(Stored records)
——

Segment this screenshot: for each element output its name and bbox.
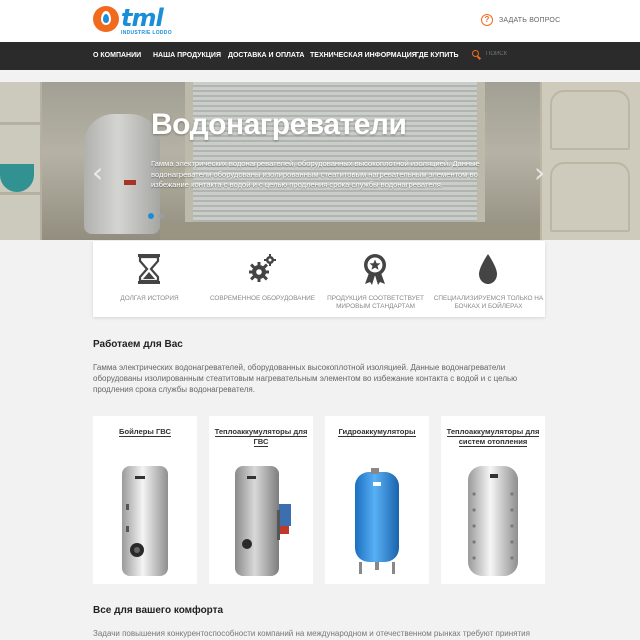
boiler-tank-image [122,466,168,576]
about-text: Гамма электрических водонагревателей, об… [93,363,518,394]
logo-tagline: INDUSTRIE LODDO [121,30,172,36]
gears-icon [249,254,276,282]
comfort-title: Все для вашего комфорта [93,605,224,616]
hero-slider: Водонагреватели Гамма электрических водо… [0,82,640,240]
feature-label: ДОЛГАЯ ИСТОРИЯ [120,295,179,302]
feature-specialization: СПЕЦИАЛИЗИРУЕМСЯ ТОЛЬКО НА БОЧКАХ И БОЙЛ… [432,241,545,317]
product-title[interactable]: Теплоаккумуляторы для систем отопления [446,427,540,447]
nav-item-about[interactable]: О КОМПАНИИ [93,42,141,70]
product-title[interactable]: Теплоаккумуляторы для ГВС [214,427,308,447]
feature-label: ПРОДУКЦИЯ СООТВЕТСТВУЕТ МИРОВЫМ СТАНДАРТ… [327,295,424,310]
ask-question-label: ЗАДАТЬ ВОПРОС [499,16,561,24]
product-card-heat-accumulators-heating[interactable]: Теплоаккумуляторы для систем отопления [441,416,545,584]
feature-history: ДОЛГАЯ ИСТОРИЯ [93,241,206,317]
drop-icon [479,254,497,284]
search-icon[interactable] [472,50,479,57]
slider-dots [148,213,170,219]
logo-drop-icon [93,6,119,32]
product-card-boilers[interactable]: Бойлеры ГВС [93,416,197,584]
slider-dot[interactable] [159,213,165,219]
heat-accumulator-tank-image [235,466,291,576]
feature-standards: ПРОДУКЦИЯ СООТВЕТСТВУЕТ МИРОВЫМ СТАНДАРТ… [319,241,432,317]
feature-label: СОВРЕМЕННОЕ ОБОРУДОВАНИЕ [209,295,316,302]
heating-accumulator-tank-image [468,466,518,576]
hero-title: Водонагреватели [151,108,407,141]
product-title[interactable]: Гидроаккумуляторы [338,427,416,437]
ask-question-link[interactable]: ? ЗАДАТЬ ВОПРОС [481,14,560,26]
features-panel: ДОЛГАЯ ИСТОРИЯ СОВРЕМЕННОЕ ОБОРУДОВАНИЕ [93,241,545,317]
nav-item-tech-info[interactable]: ТЕХНИЧЕСКАЯ ИНФОРМАЦИЯ [310,42,417,70]
search-input[interactable] [486,50,546,57]
nav-item-where-to-buy[interactable]: ГДЕ КУПИТЬ [415,42,459,70]
hero-description: Гамма электрических водонагревателей, об… [151,159,480,189]
nav-search [472,50,546,57]
feature-label: СПЕЦИАЛИЗИРУЕМСЯ ТОЛЬКО НА БОЧКАХ И БОЙЛ… [433,295,544,310]
product-card-hydro-accumulators[interactable]: Гидроаккумуляторы [325,416,429,584]
site-logo[interactable]: tml INDUSTRIE LODDO [93,6,172,36]
question-icon: ? [481,14,493,26]
nav-item-delivery[interactable]: ДОСТАВКА И ОПЛАТА [228,42,305,70]
comfort-text: Задачи повышения конкурентоспособности к… [93,629,530,638]
slider-prev-arrow[interactable]: ‹ [92,158,104,188]
award-icon [364,254,386,285]
hourglass-icon [138,254,160,284]
slider-dot[interactable] [148,213,154,219]
about-title: Работаем для Вас [93,339,183,350]
product-title[interactable]: Бойлеры ГВС [119,427,171,437]
top-header: tml INDUSTRIE LODDO ? ЗАДАТЬ ВОПРОС [0,0,640,42]
hydro-accumulator-tank-image [355,468,399,574]
logo-wordmark: tml [121,4,164,32]
feature-equipment: СОВРЕМЕННОЕ ОБОРУДОВАНИЕ [206,241,319,317]
main-nav: О КОМПАНИИ НАША ПРОДУКЦИЯ ДОСТАВКА И ОПЛ… [0,42,640,70]
product-card-heat-accumulators-dhw[interactable]: Теплоаккумуляторы для ГВС [209,416,313,584]
nav-item-products[interactable]: НАША ПРОДУКЦИЯ [153,42,221,70]
slider-next-arrow[interactable]: › [534,158,546,188]
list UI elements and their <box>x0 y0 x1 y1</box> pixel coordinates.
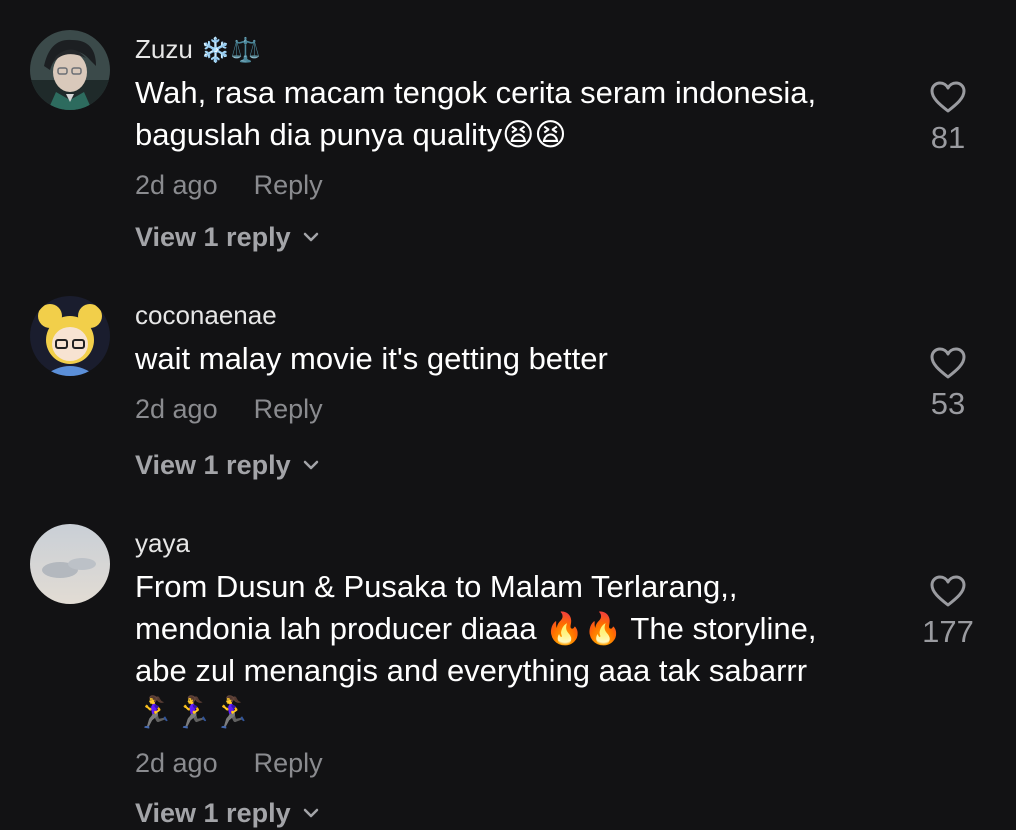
username-text: coconaenae <box>135 300 277 330</box>
username-badges: ❄️⚖️ <box>200 37 261 64</box>
like-count: 53 <box>930 386 966 421</box>
heart-outline-icon <box>908 574 988 608</box>
comment-meta: 2d ago Reply <box>135 394 323 425</box>
comment-meta: 2d ago Reply <box>135 748 323 779</box>
view-replies-label: View 1 reply <box>135 450 291 480</box>
like-button[interactable]: 177 <box>908 574 988 650</box>
avatar[interactable] <box>30 30 110 110</box>
comment-username[interactable]: coconaenae <box>135 300 277 331</box>
like-count: 81 <box>930 120 966 155</box>
comment-username[interactable]: yaya <box>135 528 190 559</box>
comment-username[interactable]: Zuzu ❄️⚖️ <box>135 34 261 65</box>
view-replies-label: View 1 reply <box>135 222 291 252</box>
heart-outline-icon <box>908 80 988 114</box>
comment-timestamp: 2d ago <box>135 748 218 778</box>
reply-button[interactable]: Reply <box>254 170 323 200</box>
comment-text: wait malay movie it's getting better <box>135 341 608 376</box>
view-replies-button[interactable]: View 1 reply <box>135 222 321 254</box>
avatar[interactable] <box>30 524 110 604</box>
heart-outline-icon <box>908 346 988 380</box>
chevron-down-icon <box>301 223 321 254</box>
reply-button[interactable]: Reply <box>254 394 323 424</box>
reply-button[interactable]: Reply <box>254 748 323 778</box>
like-button[interactable]: 81 <box>908 80 988 156</box>
comment-text: Wah, rasa macam tengok cerita seram indo… <box>135 75 817 152</box>
comment-meta: 2d ago Reply <box>135 170 323 201</box>
chevron-down-icon <box>301 799 321 830</box>
avatar[interactable] <box>30 296 110 376</box>
view-replies-button[interactable]: View 1 reply <box>135 450 321 482</box>
like-button[interactable]: 53 <box>908 346 988 422</box>
view-replies-label: View 1 reply <box>135 798 291 828</box>
username-text: yaya <box>135 528 190 558</box>
like-count: 177 <box>922 614 974 649</box>
view-replies-button[interactable]: View 1 reply <box>135 798 321 830</box>
comment-timestamp: 2d ago <box>135 170 218 200</box>
comment-text: From Dusun & Pusaka to Malam Terlarang,,… <box>135 569 817 730</box>
comment-timestamp: 2d ago <box>135 394 218 424</box>
chevron-down-icon <box>301 451 321 482</box>
username-text: Zuzu <box>135 34 193 64</box>
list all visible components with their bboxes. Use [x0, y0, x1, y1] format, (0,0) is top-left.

——

• **DIRECTIVE**: Please turn the material from the line with "username-text: coconaenae <box>135" to the line with "comment-username[interactable]: Zuzu ❄️⚖️" into a numbered list, skipping any blank lines.

• **WRITTEN REPLY**:
1. username-text: coconaenae <box>135 300 277 330</box>
2. username-badges: ❄️⚖️ <box>200 37 261 64</box>
3. like-count: 53 <box>930 386 966 421</box>
4. heart-outline-icon <box>908 574 988 608</box>
5. comment-meta: 2d ago Reply <box>135 394 323 425</box>
6. comment-meta: 2d ago Reply <box>135 748 323 779</box>
7. view-replies-label: View 1 reply <box>135 450 291 480</box>
8. like-button[interactable]: 177 <box>908 574 988 650</box>
9. avatar[interactable] <box>30 30 110 110</box>
10. comment-username[interactable]: coconaenae <box>135 300 277 331</box>
11. like-count: 81 <box>930 120 966 155</box>
12. comment-username[interactable]: yaya <box>135 528 190 559</box>
13. comment-username[interactable]: Zuzu ❄️⚖️ <box>135 34 261 65</box>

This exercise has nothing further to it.